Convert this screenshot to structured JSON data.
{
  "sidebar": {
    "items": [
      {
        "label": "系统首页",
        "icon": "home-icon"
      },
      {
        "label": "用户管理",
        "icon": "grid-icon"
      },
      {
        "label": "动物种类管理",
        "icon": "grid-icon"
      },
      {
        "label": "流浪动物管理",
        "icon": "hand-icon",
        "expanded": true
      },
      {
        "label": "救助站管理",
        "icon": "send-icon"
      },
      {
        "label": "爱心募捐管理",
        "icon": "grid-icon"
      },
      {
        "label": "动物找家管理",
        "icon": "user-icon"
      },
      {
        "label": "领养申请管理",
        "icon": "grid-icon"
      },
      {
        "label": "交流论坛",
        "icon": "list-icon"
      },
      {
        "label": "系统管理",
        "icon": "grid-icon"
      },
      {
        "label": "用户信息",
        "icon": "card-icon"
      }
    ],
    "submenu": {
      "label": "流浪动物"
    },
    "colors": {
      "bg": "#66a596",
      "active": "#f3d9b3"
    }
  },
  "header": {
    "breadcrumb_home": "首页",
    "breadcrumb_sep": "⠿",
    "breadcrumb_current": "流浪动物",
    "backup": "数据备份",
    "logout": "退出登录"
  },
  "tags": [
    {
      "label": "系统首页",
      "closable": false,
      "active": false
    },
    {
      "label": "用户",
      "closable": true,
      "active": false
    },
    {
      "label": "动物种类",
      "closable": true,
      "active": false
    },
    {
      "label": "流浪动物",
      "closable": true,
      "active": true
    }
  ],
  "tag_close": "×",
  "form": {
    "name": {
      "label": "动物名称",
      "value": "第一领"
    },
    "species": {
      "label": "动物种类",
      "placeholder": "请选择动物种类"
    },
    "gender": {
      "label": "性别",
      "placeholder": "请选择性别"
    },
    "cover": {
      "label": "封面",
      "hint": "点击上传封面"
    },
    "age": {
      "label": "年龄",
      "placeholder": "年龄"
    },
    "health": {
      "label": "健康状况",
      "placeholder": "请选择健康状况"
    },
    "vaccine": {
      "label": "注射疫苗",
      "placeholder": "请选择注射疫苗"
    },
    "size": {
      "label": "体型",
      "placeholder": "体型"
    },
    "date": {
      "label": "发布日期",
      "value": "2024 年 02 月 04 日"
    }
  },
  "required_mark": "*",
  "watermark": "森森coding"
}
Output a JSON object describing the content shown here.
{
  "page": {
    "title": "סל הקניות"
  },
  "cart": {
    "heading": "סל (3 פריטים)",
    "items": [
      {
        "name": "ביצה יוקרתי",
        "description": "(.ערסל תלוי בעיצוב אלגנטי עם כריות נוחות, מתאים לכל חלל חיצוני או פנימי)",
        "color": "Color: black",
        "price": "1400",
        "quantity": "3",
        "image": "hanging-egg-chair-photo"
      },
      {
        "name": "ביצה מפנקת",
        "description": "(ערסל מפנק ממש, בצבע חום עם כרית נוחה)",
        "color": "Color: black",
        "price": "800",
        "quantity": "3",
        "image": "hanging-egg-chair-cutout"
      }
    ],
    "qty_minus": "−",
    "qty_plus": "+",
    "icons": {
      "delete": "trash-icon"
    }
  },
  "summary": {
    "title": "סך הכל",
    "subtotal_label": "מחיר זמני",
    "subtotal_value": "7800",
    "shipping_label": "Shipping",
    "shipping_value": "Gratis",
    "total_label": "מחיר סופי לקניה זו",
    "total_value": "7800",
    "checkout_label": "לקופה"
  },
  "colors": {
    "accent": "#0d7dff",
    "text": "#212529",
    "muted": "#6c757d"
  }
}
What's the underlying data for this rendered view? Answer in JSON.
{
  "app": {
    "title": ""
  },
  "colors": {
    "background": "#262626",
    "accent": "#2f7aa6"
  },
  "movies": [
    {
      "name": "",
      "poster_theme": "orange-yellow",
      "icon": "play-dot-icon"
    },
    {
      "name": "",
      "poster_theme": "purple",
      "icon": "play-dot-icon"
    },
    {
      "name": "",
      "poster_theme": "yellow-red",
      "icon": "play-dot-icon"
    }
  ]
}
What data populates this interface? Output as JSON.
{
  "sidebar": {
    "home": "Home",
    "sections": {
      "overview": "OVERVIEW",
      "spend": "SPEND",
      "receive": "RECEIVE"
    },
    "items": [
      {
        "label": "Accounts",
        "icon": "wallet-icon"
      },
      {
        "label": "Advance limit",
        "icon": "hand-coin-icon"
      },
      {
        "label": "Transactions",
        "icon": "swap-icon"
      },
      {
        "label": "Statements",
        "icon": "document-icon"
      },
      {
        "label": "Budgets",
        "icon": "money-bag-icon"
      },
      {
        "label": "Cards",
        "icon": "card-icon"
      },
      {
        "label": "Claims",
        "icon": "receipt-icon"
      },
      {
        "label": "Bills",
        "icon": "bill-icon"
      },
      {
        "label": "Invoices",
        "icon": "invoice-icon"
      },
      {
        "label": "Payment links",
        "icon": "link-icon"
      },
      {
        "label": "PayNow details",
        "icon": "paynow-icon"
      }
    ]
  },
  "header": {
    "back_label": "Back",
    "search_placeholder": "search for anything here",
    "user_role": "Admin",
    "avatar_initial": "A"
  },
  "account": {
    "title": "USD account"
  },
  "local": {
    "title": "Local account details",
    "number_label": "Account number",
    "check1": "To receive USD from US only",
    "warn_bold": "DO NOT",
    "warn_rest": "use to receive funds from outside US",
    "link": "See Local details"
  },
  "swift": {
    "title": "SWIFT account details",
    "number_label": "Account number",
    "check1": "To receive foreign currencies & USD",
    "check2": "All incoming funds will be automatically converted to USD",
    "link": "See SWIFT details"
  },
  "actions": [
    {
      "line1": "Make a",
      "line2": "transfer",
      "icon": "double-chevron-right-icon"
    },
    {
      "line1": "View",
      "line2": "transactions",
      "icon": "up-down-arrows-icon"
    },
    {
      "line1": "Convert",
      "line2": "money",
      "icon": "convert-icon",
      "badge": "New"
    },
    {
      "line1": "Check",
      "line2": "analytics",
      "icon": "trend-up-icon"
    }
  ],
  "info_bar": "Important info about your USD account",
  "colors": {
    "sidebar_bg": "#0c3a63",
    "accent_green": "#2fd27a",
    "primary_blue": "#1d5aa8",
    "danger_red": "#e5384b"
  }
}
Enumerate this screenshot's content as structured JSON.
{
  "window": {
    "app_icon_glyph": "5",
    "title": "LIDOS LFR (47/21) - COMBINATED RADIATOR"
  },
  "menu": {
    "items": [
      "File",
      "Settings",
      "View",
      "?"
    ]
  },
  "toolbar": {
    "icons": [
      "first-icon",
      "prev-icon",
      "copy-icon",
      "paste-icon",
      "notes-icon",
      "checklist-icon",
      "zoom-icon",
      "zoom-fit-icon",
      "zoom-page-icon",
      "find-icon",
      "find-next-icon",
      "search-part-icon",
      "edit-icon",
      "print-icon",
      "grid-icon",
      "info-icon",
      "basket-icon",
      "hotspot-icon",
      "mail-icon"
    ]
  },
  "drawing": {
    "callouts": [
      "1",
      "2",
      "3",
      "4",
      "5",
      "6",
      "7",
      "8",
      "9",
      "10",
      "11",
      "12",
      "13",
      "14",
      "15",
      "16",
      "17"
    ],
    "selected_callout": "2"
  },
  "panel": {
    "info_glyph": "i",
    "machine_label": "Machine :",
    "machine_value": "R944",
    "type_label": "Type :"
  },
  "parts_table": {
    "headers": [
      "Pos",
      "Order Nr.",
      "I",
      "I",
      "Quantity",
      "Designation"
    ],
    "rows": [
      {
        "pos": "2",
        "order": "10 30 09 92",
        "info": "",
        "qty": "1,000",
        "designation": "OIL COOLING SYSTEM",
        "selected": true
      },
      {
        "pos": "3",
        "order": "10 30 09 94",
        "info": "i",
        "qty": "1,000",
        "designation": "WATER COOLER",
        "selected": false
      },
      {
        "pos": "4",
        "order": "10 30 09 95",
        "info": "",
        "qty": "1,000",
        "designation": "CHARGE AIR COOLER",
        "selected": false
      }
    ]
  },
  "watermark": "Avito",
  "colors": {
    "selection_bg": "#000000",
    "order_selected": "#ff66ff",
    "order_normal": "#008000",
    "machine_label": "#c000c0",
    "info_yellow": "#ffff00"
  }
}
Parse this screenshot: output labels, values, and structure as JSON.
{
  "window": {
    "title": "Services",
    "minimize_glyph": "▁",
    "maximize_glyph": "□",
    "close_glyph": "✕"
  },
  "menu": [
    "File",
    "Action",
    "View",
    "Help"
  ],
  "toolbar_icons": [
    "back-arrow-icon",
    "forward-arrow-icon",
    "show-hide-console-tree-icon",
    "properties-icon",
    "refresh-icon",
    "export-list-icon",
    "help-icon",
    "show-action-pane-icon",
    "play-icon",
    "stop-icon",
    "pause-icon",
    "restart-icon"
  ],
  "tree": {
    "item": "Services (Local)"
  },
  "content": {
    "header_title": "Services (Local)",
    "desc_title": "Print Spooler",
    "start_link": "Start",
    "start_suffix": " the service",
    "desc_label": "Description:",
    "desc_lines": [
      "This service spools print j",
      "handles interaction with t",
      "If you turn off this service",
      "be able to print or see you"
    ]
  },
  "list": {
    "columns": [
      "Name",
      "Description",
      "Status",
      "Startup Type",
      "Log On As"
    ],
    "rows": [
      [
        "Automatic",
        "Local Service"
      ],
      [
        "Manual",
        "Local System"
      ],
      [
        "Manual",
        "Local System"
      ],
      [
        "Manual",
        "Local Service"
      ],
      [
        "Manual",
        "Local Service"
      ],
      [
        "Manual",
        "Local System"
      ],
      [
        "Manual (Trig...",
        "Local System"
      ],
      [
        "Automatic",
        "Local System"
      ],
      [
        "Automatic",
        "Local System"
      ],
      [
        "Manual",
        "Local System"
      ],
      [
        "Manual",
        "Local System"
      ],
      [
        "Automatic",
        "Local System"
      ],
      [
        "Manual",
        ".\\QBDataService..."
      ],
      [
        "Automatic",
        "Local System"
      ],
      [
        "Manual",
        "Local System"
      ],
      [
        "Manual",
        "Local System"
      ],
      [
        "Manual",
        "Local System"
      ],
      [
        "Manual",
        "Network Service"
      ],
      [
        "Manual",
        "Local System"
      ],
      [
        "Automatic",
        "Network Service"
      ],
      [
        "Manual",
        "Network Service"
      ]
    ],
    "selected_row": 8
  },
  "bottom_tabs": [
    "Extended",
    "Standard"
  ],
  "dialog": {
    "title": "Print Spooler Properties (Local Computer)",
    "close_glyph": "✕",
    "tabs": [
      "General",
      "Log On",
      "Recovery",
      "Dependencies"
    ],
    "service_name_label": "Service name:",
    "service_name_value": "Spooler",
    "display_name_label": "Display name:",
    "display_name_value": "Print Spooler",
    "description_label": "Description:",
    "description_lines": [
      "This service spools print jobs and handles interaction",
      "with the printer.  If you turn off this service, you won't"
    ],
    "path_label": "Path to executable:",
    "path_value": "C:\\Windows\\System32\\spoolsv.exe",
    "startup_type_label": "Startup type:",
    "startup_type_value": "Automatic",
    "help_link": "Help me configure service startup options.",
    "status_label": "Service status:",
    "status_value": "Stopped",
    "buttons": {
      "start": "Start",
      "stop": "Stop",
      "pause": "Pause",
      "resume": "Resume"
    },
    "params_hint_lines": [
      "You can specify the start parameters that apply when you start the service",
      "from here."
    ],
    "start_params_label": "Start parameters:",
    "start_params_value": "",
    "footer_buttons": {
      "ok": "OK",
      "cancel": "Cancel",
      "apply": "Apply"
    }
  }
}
****************************************
WHAT YOU WILL DO: Using the records above, copy each line that contains "image".

FULL ANSWER:
        "image": "hanging-egg-chair-photo"
        "image": "hanging-egg-chair-cutout"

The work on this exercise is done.